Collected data
* begin *

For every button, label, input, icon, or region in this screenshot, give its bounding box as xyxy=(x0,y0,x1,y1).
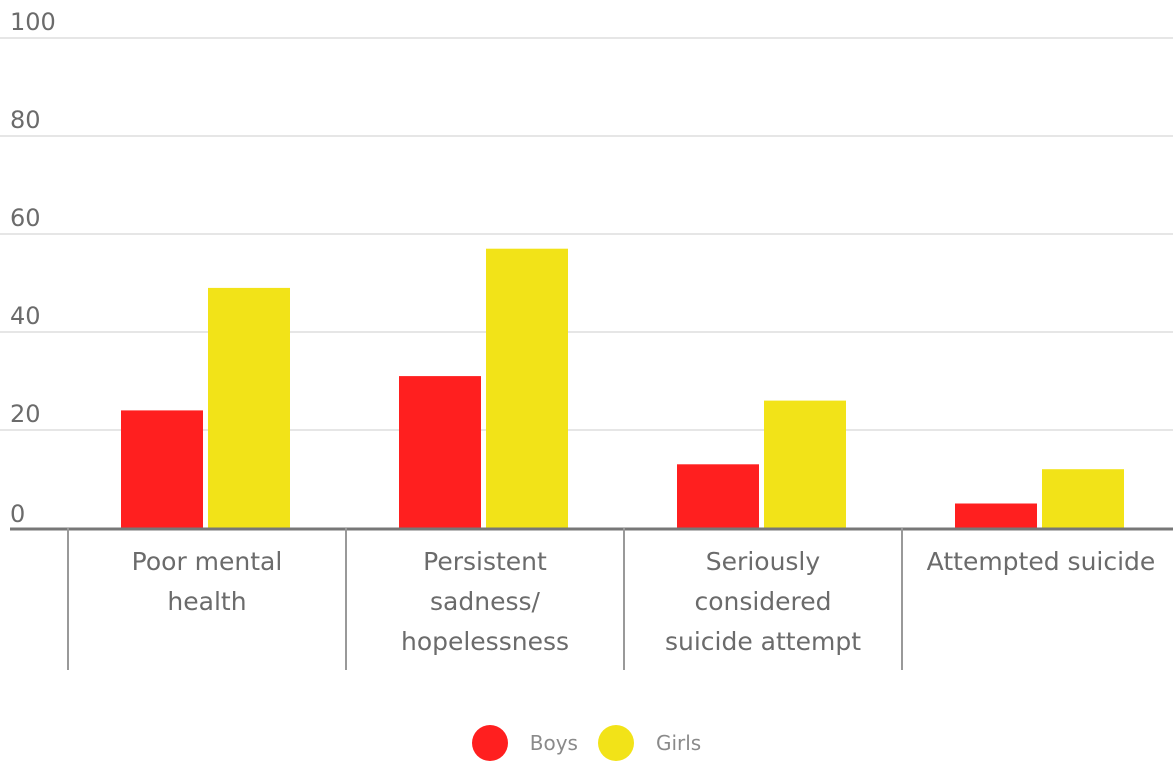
gridlines xyxy=(0,37,1173,431)
bar-boys[interactable] xyxy=(121,410,203,528)
bar-girls[interactable] xyxy=(1042,469,1124,528)
bar-boys[interactable] xyxy=(677,464,759,528)
x-axis-labels: Poor mental health Persistent sadness/hopel… xyxy=(132,547,1156,656)
y-tick-label: 20 xyxy=(10,400,41,428)
y-tick-label: 100 xyxy=(10,8,56,36)
legend-label-boys: Boys xyxy=(529,731,578,755)
y-tick-label: 80 xyxy=(10,106,41,134)
legend-item-girls[interactable]: Girls xyxy=(597,725,702,761)
x-tick-label: Poor mental health xyxy=(132,547,283,616)
legend-swatch-girls xyxy=(597,725,634,761)
x-tick-label: Attempted suicide xyxy=(927,547,1156,576)
legend-label-girls: Girls xyxy=(655,731,702,755)
y-tick-label: 40 xyxy=(10,302,41,330)
y-tick-label: 60 xyxy=(10,204,41,232)
bar-chart: 0 20 40 60 80 100 Poor mental health Persistent… xyxy=(0,8,1173,670)
bar-girls[interactable] xyxy=(486,248,568,528)
y-axis-ticks: 0 20 40 60 80 100 xyxy=(10,8,56,528)
bar-boys[interactable] xyxy=(399,376,481,528)
y-tick-label: 0 xyxy=(10,500,25,528)
x-axis xyxy=(10,527,1173,670)
x-tick-label: Persistent sadness/hopelessness xyxy=(401,547,569,656)
bar-girls[interactable] xyxy=(208,287,290,528)
x-tick-label: Seriously considered suicide attempt xyxy=(665,547,861,656)
legend-item-boys[interactable]: Boys xyxy=(471,725,578,761)
legend-swatch-boys xyxy=(471,725,508,761)
bar-boys[interactable] xyxy=(955,503,1037,529)
bar-girls[interactable] xyxy=(764,400,846,528)
bars xyxy=(121,248,1124,529)
legend: Boys Girls xyxy=(0,722,1173,764)
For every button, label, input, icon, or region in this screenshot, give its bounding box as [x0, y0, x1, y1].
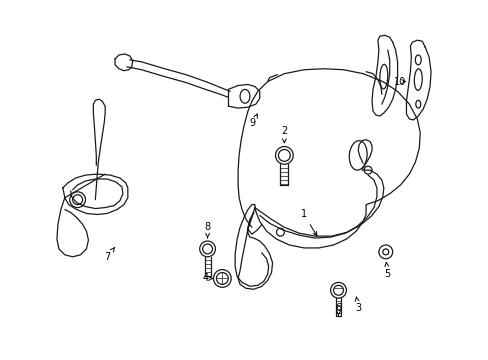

* end *

**Task description:** Can you rewrite the data from the line with "gridlines xyxy=(0,37,1173,431)" up to and including the line with "x-tick-label: Seriously considered", putting "y-axis-value" in place of "y-tick-label" and leaving everything else unchanged?

**Exercise output:**
gridlines xyxy=(0,37,1173,431)
bar-boys[interactable] xyxy=(121,410,203,528)
bar-girls[interactable] xyxy=(1042,469,1124,528)
bar-boys[interactable] xyxy=(677,464,759,528)
x-axis-labels: Poor mental health Persistent sadness/hopel… xyxy=(132,547,1156,656)
y-axis-value: 20 xyxy=(10,400,41,428)
y-axis-value: 100 xyxy=(10,8,56,36)
legend-label-boys: Boys xyxy=(529,731,578,755)
y-axis-value: 80 xyxy=(10,106,41,134)
legend-item-girls[interactable]: Girls xyxy=(597,725,702,761)
x-tick-label: Poor mental health xyxy=(132,547,283,616)
legend-swatch-girls xyxy=(597,725,634,761)
x-tick-label: Attempted suicide xyxy=(927,547,1156,576)
legend-label-girls: Girls xyxy=(655,731,702,755)
y-axis-value: 40 xyxy=(10,302,41,330)
y-axis-value: 60 xyxy=(10,204,41,232)
bar-chart: 0 20 40 60 80 100 Poor mental health Persistent… xyxy=(0,8,1173,670)
bar-girls[interactable] xyxy=(486,248,568,528)
y-axis-ticks: 0 20 40 60 80 100 xyxy=(10,8,56,528)
bar-boys[interactable] xyxy=(399,376,481,528)
y-axis-value: 0 xyxy=(10,500,25,528)
x-axis xyxy=(10,527,1173,670)
x-tick-label: Persistent sadness/hopelessness xyxy=(401,547,569,656)
bar-girls[interactable] xyxy=(208,287,290,528)
x-tick-label: Seriously considered suicide attempt xyxy=(665,547,861,656)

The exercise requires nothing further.